Determine how many lines contain the string "this" and reply with that number alone.

-- Start of Working data --

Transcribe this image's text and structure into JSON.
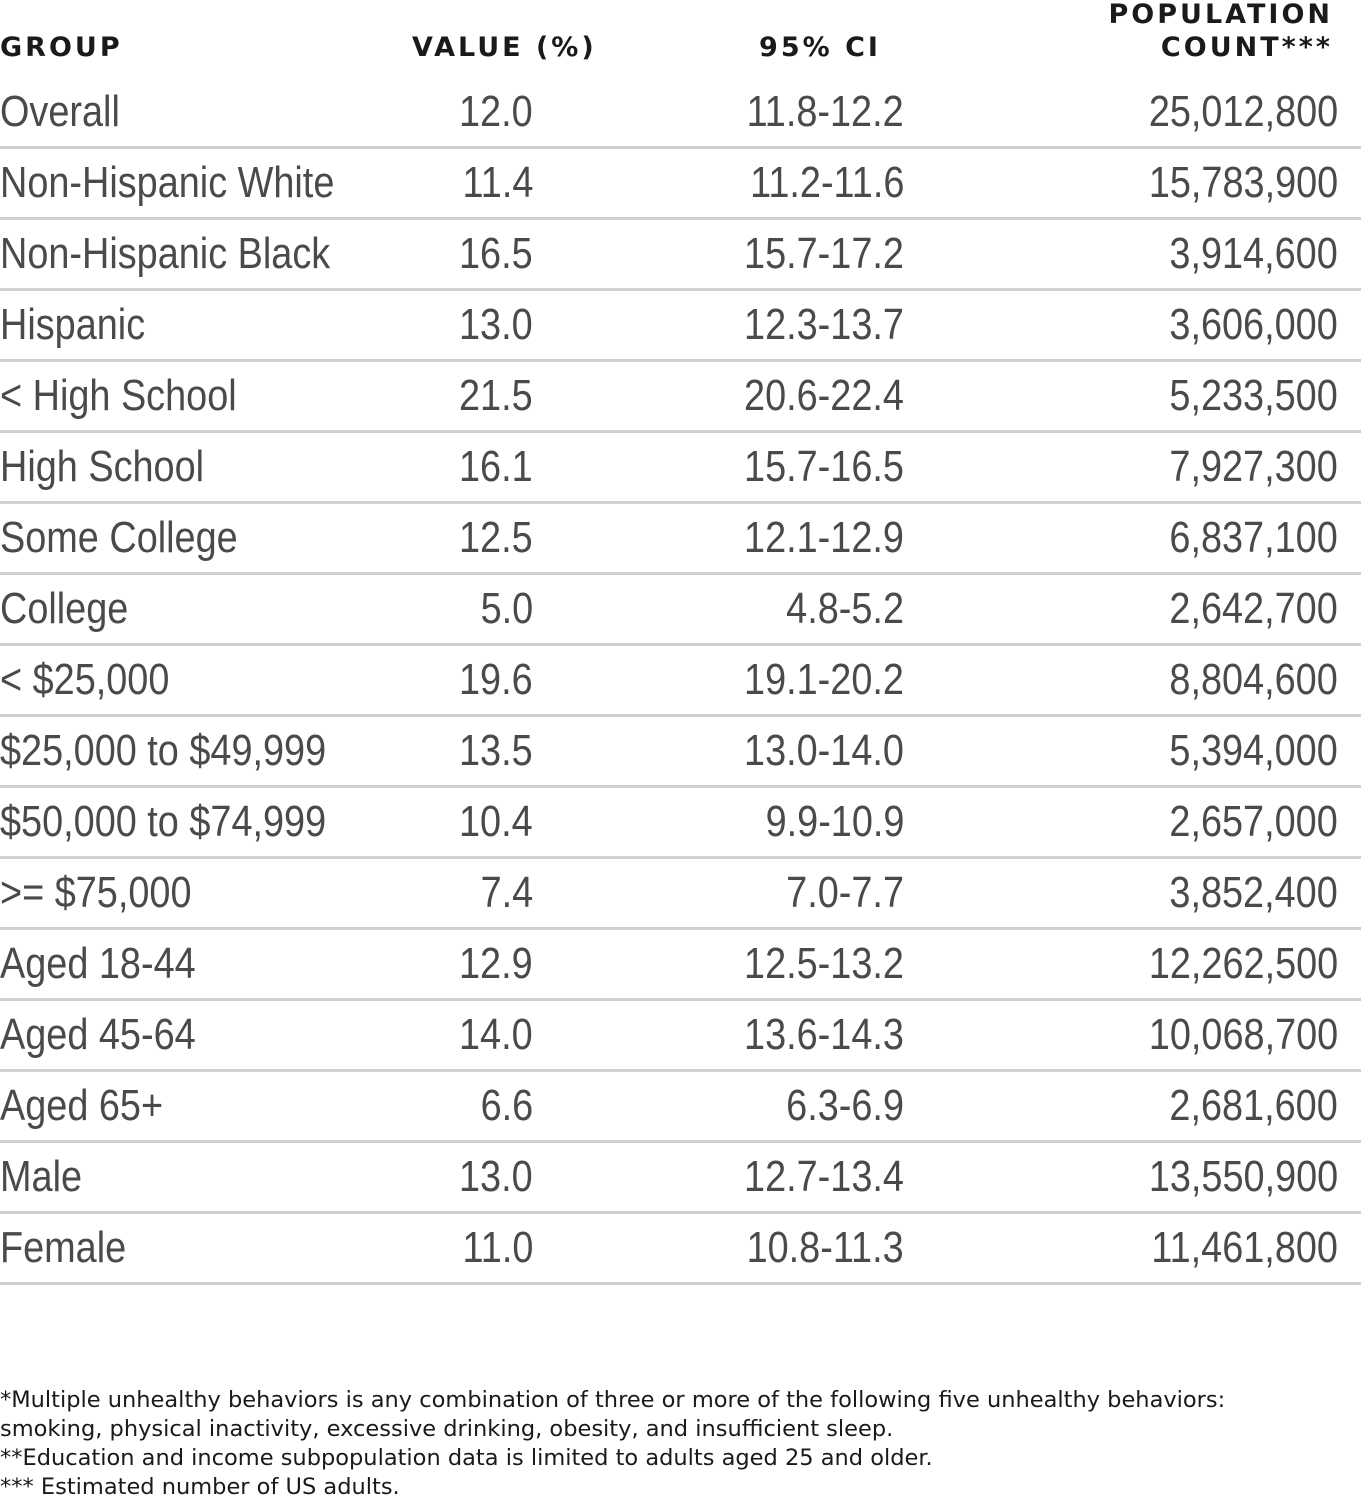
{
  "headers": {
    "group": "GROUP",
    "value": "VALUE (%)",
    "ci": "95% CI",
    "population_line1": "POPULATION",
    "population_line2": "COUNT***"
  },
  "rows": [
    {
      "group": "Overall",
      "value": "12.0",
      "ci": "11.8-12.2",
      "population": "25,012,800"
    },
    {
      "group": "Non-Hispanic White",
      "value": "11.4",
      "ci": "11.2-11.6",
      "population": "15,783,900"
    },
    {
      "group": "Non-Hispanic Black",
      "value": "16.5",
      "ci": "15.7-17.2",
      "population": "3,914,600"
    },
    {
      "group": "Hispanic",
      "value": "13.0",
      "ci": "12.3-13.7",
      "population": "3,606,000"
    },
    {
      "group": "< High School",
      "value": "21.5",
      "ci": "20.6-22.4",
      "population": "5,233,500"
    },
    {
      "group": "High School",
      "value": "16.1",
      "ci": "15.7-16.5",
      "population": "7,927,300"
    },
    {
      "group": "Some College",
      "value": "12.5",
      "ci": "12.1-12.9",
      "population": "6,837,100"
    },
    {
      "group": "College",
      "value": "5.0",
      "ci": "4.8-5.2",
      "population": "2,642,700"
    },
    {
      "group": "< $25,000",
      "value": "19.6",
      "ci": "19.1-20.2",
      "population": "8,804,600"
    },
    {
      "group": "$25,000 to $49,999",
      "value": "13.5",
      "ci": "13.0-14.0",
      "population": "5,394,000"
    },
    {
      "group": "$50,000 to $74,999",
      "value": "10.4",
      "ci": "9.9-10.9",
      "population": "2,657,000"
    },
    {
      "group": ">= $75,000",
      "value": "7.4",
      "ci": "7.0-7.7",
      "population": "3,852,400"
    },
    {
      "group": "Aged 18-44",
      "value": "12.9",
      "ci": "12.5-13.2",
      "population": "12,262,500"
    },
    {
      "group": "Aged 45-64",
      "value": "14.0",
      "ci": "13.6-14.3",
      "population": "10,068,700"
    },
    {
      "group": "Aged 65+",
      "value": "6.6",
      "ci": "6.3-6.9",
      "population": "2,681,600"
    },
    {
      "group": "Male",
      "value": "13.0",
      "ci": "12.7-13.4",
      "population": "13,550,900"
    },
    {
      "group": "Female",
      "value": "11.0",
      "ci": "10.8-11.3",
      "population": "11,461,800"
    }
  ],
  "footnotes": [
    "*Multiple unhealthy behaviors is any combination of three or more of the following five unhealthy behaviors:",
    "smoking, physical inactivity, excessive drinking, obesity, and insufficient sleep.",
    "**Education and income subpopulation data is limited to adults aged 25 and older.",
    "*** Estimated number of US adults."
  ]
}
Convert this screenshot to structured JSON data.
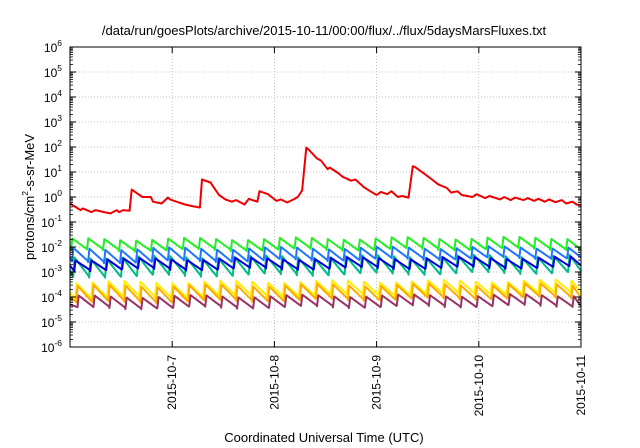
{
  "chart_data": {
    "type": "line",
    "title": "/data/run/goesPlots/archive/2015-10-11/00:00/flux/../flux/5daysMarsFluxes.txt",
    "xlabel": "Coordinated Universal Time (UTC)",
    "ylabel": "protons/cm²-s-sr-MeV",
    "ylabel_parts": {
      "base": "protons/cm",
      "sup": "2",
      "rest": "-s-sr-MeV"
    },
    "yscale": "log",
    "ylim": [
      1e-06,
      1000000.0
    ],
    "yticks": [
      {
        "value": 1e-06,
        "exp": "-6"
      },
      {
        "value": 1e-05,
        "exp": "-5"
      },
      {
        "value": 0.0001,
        "exp": "-4"
      },
      {
        "value": 0.001,
        "exp": "-3"
      },
      {
        "value": 0.01,
        "exp": "-2"
      },
      {
        "value": 0.1,
        "exp": "-1"
      },
      {
        "value": 1,
        "exp": "0"
      },
      {
        "value": 10,
        "exp": "1"
      },
      {
        "value": 100,
        "exp": "2"
      },
      {
        "value": 1000,
        "exp": "3"
      },
      {
        "value": 10000,
        "exp": "4"
      },
      {
        "value": 100000,
        "exp": "5"
      },
      {
        "value": 1000000,
        "exp": "6"
      }
    ],
    "ytick_base": "10",
    "xlim": [
      "2015-10-06T00:00",
      "2015-10-11T00:00"
    ],
    "xticks": [
      "2015-10-7",
      "2015-10-8",
      "2015-10-9",
      "2015-10-10",
      "2015-10-11"
    ],
    "xtick_values": [
      "2015-10-07T00:00",
      "2015-10-08T00:00",
      "2015-10-09T00:00",
      "2015-10-10T00:00",
      "2015-10-11T00:00"
    ],
    "grid": true,
    "series": [
      {
        "color": "#ee0000",
        "x": [
          "2015-10-06T00:00",
          "2015-10-06T02:30",
          "2015-10-06T03:00",
          "2015-10-06T05:00",
          "2015-10-06T06:00",
          "2015-10-06T08:00",
          "2015-10-06T09:30",
          "2015-10-06T11:00",
          "2015-10-06T11:30",
          "2015-10-06T12:30",
          "2015-10-06T14:00",
          "2015-10-06T14:30",
          "2015-10-06T15:30",
          "2015-10-06T17:00",
          "2015-10-06T19:00",
          "2015-10-06T19:30",
          "2015-10-06T21:30",
          "2015-10-06T23:00",
          "2015-10-06T23:30",
          "2015-10-07T01:00",
          "2015-10-07T03:00",
          "2015-10-07T05:00",
          "2015-10-07T06:30",
          "2015-10-07T07:00",
          "2015-10-07T09:00",
          "2015-10-07T10:30",
          "2015-10-07T11:00",
          "2015-10-07T12:30",
          "2015-10-07T14:00",
          "2015-10-07T15:00",
          "2015-10-07T17:00",
          "2015-10-07T18:00",
          "2015-10-07T20:00",
          "2015-10-07T20:30",
          "2015-10-07T22:30",
          "2015-10-08T00:30",
          "2015-10-08T01:30",
          "2015-10-08T03:00",
          "2015-10-08T04:30",
          "2015-10-08T05:30",
          "2015-10-08T06:30",
          "2015-10-08T07:30",
          "2015-10-08T08:00",
          "2015-10-08T10:00",
          "2015-10-08T11:00",
          "2015-10-08T12:30",
          "2015-10-08T13:00",
          "2015-10-08T15:00",
          "2015-10-08T16:00",
          "2015-10-08T18:00",
          "2015-10-08T19:00",
          "2015-10-08T20:30",
          "2015-10-08T21:00",
          "2015-10-08T22:30",
          "2015-10-09T00:00",
          "2015-10-09T01:00",
          "2015-10-09T02:30",
          "2015-10-09T03:30",
          "2015-10-09T05:00",
          "2015-10-09T06:00",
          "2015-10-09T07:30",
          "2015-10-09T08:30",
          "2015-10-09T09:00",
          "2015-10-09T11:00",
          "2015-10-09T13:00",
          "2015-10-09T14:30",
          "2015-10-09T16:30",
          "2015-10-09T17:30",
          "2015-10-09T19:00",
          "2015-10-09T20:00",
          "2015-10-09T22:30",
          "2015-10-09T23:30",
          "2015-10-10T01:30",
          "2015-10-10T02:30",
          "2015-10-10T05:00",
          "2015-10-10T06:00",
          "2015-10-10T07:30",
          "2015-10-10T08:30",
          "2015-10-10T10:30",
          "2015-10-10T11:30",
          "2015-10-10T13:00",
          "2015-10-10T14:00",
          "2015-10-10T15:30",
          "2015-10-10T16:30",
          "2015-10-10T18:00",
          "2015-10-10T19:30",
          "2015-10-10T20:30",
          "2015-10-10T22:00",
          "2015-10-10T23:00",
          "2015-10-11T00:00"
        ],
        "values": [
          0.55,
          0.3,
          0.35,
          0.25,
          0.3,
          0.25,
          0.22,
          0.3,
          0.25,
          0.3,
          0.28,
          2.0,
          1.5,
          1.0,
          1.0,
          0.65,
          0.55,
          0.95,
          0.8,
          0.65,
          0.5,
          0.42,
          0.38,
          5.0,
          3.8,
          1.6,
          1.2,
          0.8,
          0.65,
          0.75,
          0.5,
          0.85,
          0.65,
          1.7,
          1.3,
          0.7,
          0.8,
          0.6,
          0.8,
          1.0,
          1.8,
          95,
          80,
          35,
          28,
          13,
          15,
          9,
          6.5,
          4.5,
          5.0,
          3.0,
          2.5,
          1.7,
          1.2,
          1.6,
          1.3,
          1.7,
          1.0,
          1.1,
          0.95,
          17,
          16,
          9,
          5,
          3.2,
          2.3,
          1.5,
          1.7,
          1.2,
          1.0,
          1.3,
          0.9,
          1.1,
          0.8,
          1.0,
          0.75,
          0.95,
          0.75,
          0.9,
          0.7,
          0.85,
          0.65,
          0.8,
          0.62,
          0.75,
          0.55,
          0.65,
          0.5,
          0.45
        ]
      },
      {
        "color": "#22ee22",
        "cycle_hours": 3.75,
        "max": 0.0235,
        "min": 0.0072,
        "start": 0.009,
        "trend": 1.2
      },
      {
        "color": "#1f77ff",
        "cycle_hours": 3.75,
        "max": 0.0098,
        "min": 0.0024,
        "start": 0.004,
        "trend": 1.6
      },
      {
        "color": "#00bb88",
        "cycle_hours": 3.75,
        "max": 0.0045,
        "min": 0.00065,
        "start": 0.0012,
        "trend": 1.5
      },
      {
        "color": "#0000dd",
        "cycle_hours": 3.75,
        "max": 0.0038,
        "min": 0.0012,
        "start": 0.0018,
        "trend": 1.3
      },
      {
        "color": "#ffee00",
        "cycle_hours": 3.75,
        "max": 0.00045,
        "min": 9e-05,
        "start": 0.00015,
        "trend": 1.6
      },
      {
        "color": "#ffaa00",
        "cycle_hours": 3.75,
        "max": 0.00032,
        "min": 6e-05,
        "start": 0.0001,
        "trend": 1.6
      },
      {
        "color": "#993366",
        "cycle_hours": 3.75,
        "max": 0.00012,
        "min": 3.5e-05,
        "start": 5e-05,
        "trend": 1.3
      }
    ]
  }
}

-- End of Working data --

Solution ▸
2